**WHAT YOU NEED TO DO**
Recast every line of the material below as a numbered list, omitting blank lines and leaving the pictures out of the answer.

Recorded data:
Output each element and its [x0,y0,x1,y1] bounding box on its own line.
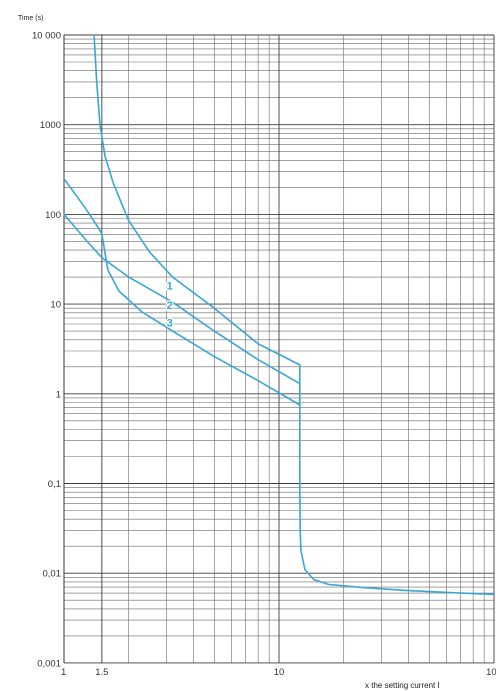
curve-instantaneous [299,364,495,596]
y-tick-label: 0,01 [43,569,62,580]
curve-labels: 1 2 3 [165,279,174,331]
x-tick-label: 1 [61,667,66,678]
x-tick-label: 1.5 [95,667,108,678]
y-tick-label: 0,1 [48,479,61,490]
curve-2 [63,213,301,385]
y-tick-label: 100 [45,210,61,221]
curve-label-2: 2 [167,300,173,312]
curve-3 [63,177,301,406]
curve-label-1: 1 [167,281,173,293]
y-tick-label: 0,001 [37,658,61,669]
y-tick-labels: 10 000 1000 100 10 1 0,1 0,01 0,001 [32,31,61,670]
curve-1 [93,34,301,366]
x-tick-label: 10 [274,667,285,678]
y-tick-label: 10 [50,300,61,311]
x-axis-title: x the setting current I [365,681,440,690]
y-tick-label: 1000 [40,120,61,131]
y-tick-label: 10 000 [32,31,61,42]
curves [63,34,495,596]
y-tick-label: 1 [56,389,61,400]
y-axis-title: Time (s) [18,15,43,22]
x-tick-label: 100 [486,667,496,678]
x-tick-labels: 1 1.5 10 100 [61,667,496,678]
plot-grid [63,34,495,664]
curve-label-3: 3 [167,318,173,330]
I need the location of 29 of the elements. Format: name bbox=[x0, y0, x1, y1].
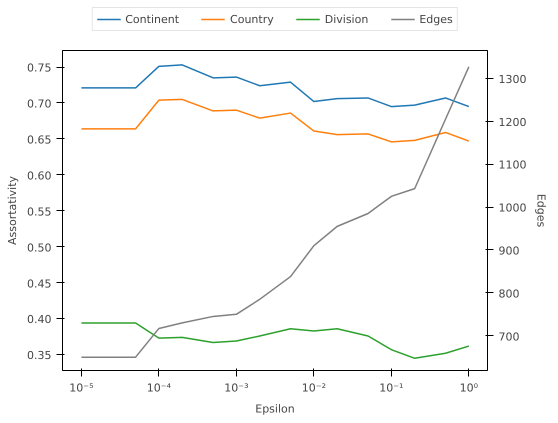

**TASK ANSWER**
1. Output each element and its [x0,y0,x1,y1] bounding box on its own line.
2. curve-instantaneous [299,364,495,596]
3. y-tick-label: 0,01 [43,569,62,580]
4. curve-labels: 1 2 3 [165,279,174,331]
5. x-tick-label: 1 [61,667,66,678]
6. x-tick-label: 1.5 [95,667,108,678]
7. y-tick-label: 0,1 [48,479,61,490]
8. curve-2 [63,213,301,385]
9. y-tick-label: 100 [45,210,61,221]
10. curve-label-2: 2 [167,300,173,312]
11. curve-3 [63,177,301,406]
12. curve-label-1: 1 [167,281,173,293]
13. y-tick-label: 0,001 [37,658,61,669]
14. y-tick-labels: 10 000 1000 100 10 1 0,1 0,01 0,001 [32,31,61,670]
15. curve-1 [93,34,301,366]
16. x-tick-label: 10 [274,667,285,678]
17. y-tick-label: 10 [50,300,61,311]
18. x-axis-title: x the setting current I [365,681,440,690]
19. y-tick-label: 1000 [40,120,61,131]
20. y-tick-label: 10 000 [32,31,61,42]
21. curves [63,34,495,596]
22. y-tick-label: 1 [56,389,61,400]
23. y-axis-title: Time (s) [18,15,43,22]
24. x-tick-label: 100 [486,667,496,678]
25. x-tick-labels: 1 1.5 10 100 [61,667,496,678]
26. plot-grid [63,34,495,664]
27. curve-label-3: 3 [167,318,173,330]
28. I need the location of 29 of the elements. Format: name bbox=[x0, y0, x1, y1].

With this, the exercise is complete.